---------- SOURCE EXTRACT

Scaling Synthesis

Search IconIcon to open search

Discourse graphs could significantly accelerate human synthesis work

Last updated March 17, 2023

Authored By:: Joel Chan

An exciting hypothesis that motivates this work is that making discourse graphs widely available could accelerate human synthesis work, and thereby accelerate innovation and scientific discovery.

To understand why this information model might augment synthesis, consider a researcher who wants to understand what interventions might be most promising for mitigating online harassment. To synthesize a formulation of this complex interdisciplinary problem that can advance the state of the art, she needs material that can help her work through detailed answers to a range of questions. For example, which theories have the most empirical support in this particular setting? Are there conflicting theoretical predictions that might signal fruitful areas of inquiry? What are the key phenomena to keep in mind when designing an intervention (e.g., perceptions of human vs. automated action, procedural considerations, noise in judgments of wrongdoing, scale considerations for spread of harm)? What intervention patterns (whether technical, behavioral, or institutional) have been proposed that are both a) judged on theoretical and circumstantial grounds as likely to be effective in this setting, and b) lacking in direct evidence for efficacy?

The answers to these questions cannot be found simply in the titles of research papers, in groupings of papers by area, or even in citation or authorship networks. The answers lie at lower levels of granularity: the level of theoretical and empirical claims or statements made within publications. For example, “viewers in a Twitch chat engaged in less bad behaviors after a user was banned by a moderator for bad behavior”, and “banning bad actors from a subreddit in 2015 was somewhat effective at mitigating spread of hate speech on other subreddits” are claims that interrelate in complex ways, both supporting other claims/theories that are in tension with each other.

This level of granularity is crucial not just for finding relevant claims to inform the synthesis, but also for constructing more complex arguments and theories, by connecting statements in logical and discursive relationships.

Beyond operating at the claim level, our researcher will also need to work through a range of contextual details. For example, to judge which studies, findings, or theories are most applicable to her setting, she needs to know key methodological details including the comparability of different studies’ interventions, settings, populations, and outcome measures. She might need to reason over the fact that two studies that concluded limited efficacy of bans had ban interventions that were quite short, on a forum with no identity verification. Or she might reason through the fact that a prominent theory of bad faith and discourse was proposed by a philosopher from the early 2000’s (before the rise of modern social media). To judge the validity of past findings (e.g., what has been established with sufficient certainty, where the frontier might be), she would need to know, for example, which findings came from which measures (e.g., self-report, behavioral measures), and the extent to which findings have been replicated cross authors from different labs, and across a variety of settings (e.g., year, platform, scale).

--------------------

**GOAL A:**
Answer these questions about the discourse graphs text:
(i) On what date was the page last updated?
(ii) According to the text, at what level of granularity do the answers to the researcher's questions lie?
(iii) What detail about the prominent theory of bad faith and discourse might the researcher reason through?
**GOAL B:**
Extend the discourse graphs text with a further passage that picks up after its final sentence.

---------- SUPPLIED INFORMATION

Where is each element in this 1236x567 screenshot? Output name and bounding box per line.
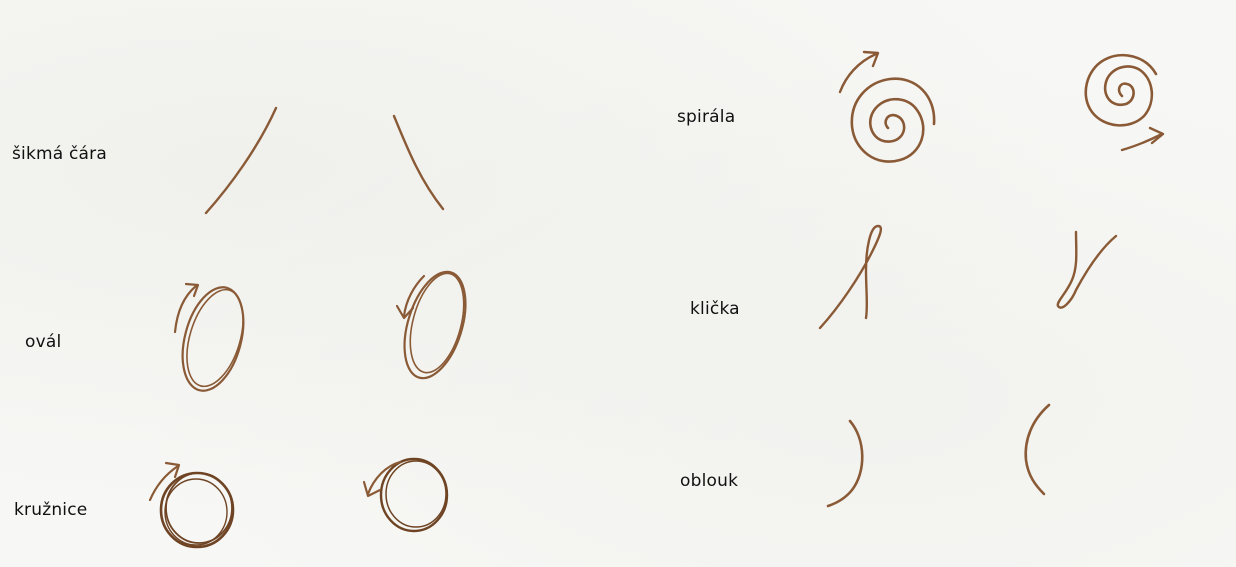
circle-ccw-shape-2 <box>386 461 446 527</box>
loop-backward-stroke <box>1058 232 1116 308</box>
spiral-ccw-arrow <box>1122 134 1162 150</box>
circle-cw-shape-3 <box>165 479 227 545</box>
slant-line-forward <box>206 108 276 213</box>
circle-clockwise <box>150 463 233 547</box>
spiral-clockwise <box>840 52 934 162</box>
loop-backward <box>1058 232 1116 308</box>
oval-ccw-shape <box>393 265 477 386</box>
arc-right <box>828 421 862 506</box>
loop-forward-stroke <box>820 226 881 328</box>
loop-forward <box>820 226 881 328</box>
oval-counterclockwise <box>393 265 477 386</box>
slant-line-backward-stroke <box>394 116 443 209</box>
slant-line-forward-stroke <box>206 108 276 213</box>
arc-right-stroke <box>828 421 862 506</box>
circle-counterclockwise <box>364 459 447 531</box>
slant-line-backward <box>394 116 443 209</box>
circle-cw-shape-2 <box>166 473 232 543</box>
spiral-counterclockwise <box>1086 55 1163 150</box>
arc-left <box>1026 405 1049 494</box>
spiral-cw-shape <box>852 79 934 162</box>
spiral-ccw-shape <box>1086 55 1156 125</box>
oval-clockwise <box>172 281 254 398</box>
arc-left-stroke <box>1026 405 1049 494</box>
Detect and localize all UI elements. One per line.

--------------------
---------- SUPPLIED INFORMATION

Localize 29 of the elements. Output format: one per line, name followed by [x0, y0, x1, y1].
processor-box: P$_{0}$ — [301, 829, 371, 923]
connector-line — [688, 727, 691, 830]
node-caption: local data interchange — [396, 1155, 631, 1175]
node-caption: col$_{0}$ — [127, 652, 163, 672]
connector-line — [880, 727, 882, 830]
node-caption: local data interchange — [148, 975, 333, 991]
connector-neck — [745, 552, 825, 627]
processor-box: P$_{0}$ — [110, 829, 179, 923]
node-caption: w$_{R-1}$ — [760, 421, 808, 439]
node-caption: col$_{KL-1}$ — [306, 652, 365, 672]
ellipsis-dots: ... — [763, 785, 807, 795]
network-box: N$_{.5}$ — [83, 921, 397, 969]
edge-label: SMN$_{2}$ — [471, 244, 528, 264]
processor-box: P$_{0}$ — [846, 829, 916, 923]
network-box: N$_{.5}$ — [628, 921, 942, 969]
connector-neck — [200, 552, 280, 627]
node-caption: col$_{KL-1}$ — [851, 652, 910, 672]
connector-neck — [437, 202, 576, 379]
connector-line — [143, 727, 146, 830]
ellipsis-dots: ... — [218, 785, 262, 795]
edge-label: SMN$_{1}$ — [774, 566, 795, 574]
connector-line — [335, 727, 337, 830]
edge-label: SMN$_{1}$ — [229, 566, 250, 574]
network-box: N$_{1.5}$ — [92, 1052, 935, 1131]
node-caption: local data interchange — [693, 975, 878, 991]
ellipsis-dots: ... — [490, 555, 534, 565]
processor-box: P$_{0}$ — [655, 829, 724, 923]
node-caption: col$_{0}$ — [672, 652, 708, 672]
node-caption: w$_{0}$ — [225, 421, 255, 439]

--------------------
---------- SUPPLIED INFORMATION

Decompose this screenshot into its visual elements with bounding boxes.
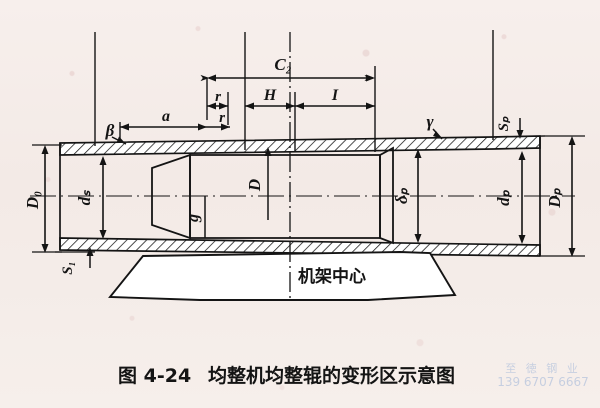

--------------------

**EXERCISE OUTPUT A:**
(i) March 17, 2023.
(ii) At the level of theoretical and empirical claims or statements made within publications.
(iii) That it was proposed by a philosopher from the early 2000's, before the rise of modern social media.

**EXERCISE OUTPUT B:**
# Hypothesized individual benefits: Creative synthesis and exploration

A discourse graph as a data structure has key affordances that are hypothesized to enable just these sorts of synthesis operations. Information is represented primarily at the claim or statement level, and embedded in a graph of relationships with other claims and context. In a discourse graph, claims have many-to-many relationships to support composition of more complex arguments and theories, or “decompression” into component supporting/opposing claims. Contextual entities and information, such as methodological details and metadata, are explicitly included in the discourse graph. This supports direct analysis of claims with their evidentiary context, supporting critical engagement, integration, and even reinterpretation of individual findings. The following figure shows how this might be supported in the specific worked example above. Note that discourse graphs need not be represented or manipulated in this visual format; the underlying graph model can be instantiated in a variety of media, such as hypertext notebooks, and also implicitly in various analog implementations that allow for cross-referencing. What is important is the information architecture of representing networks of claims and their context.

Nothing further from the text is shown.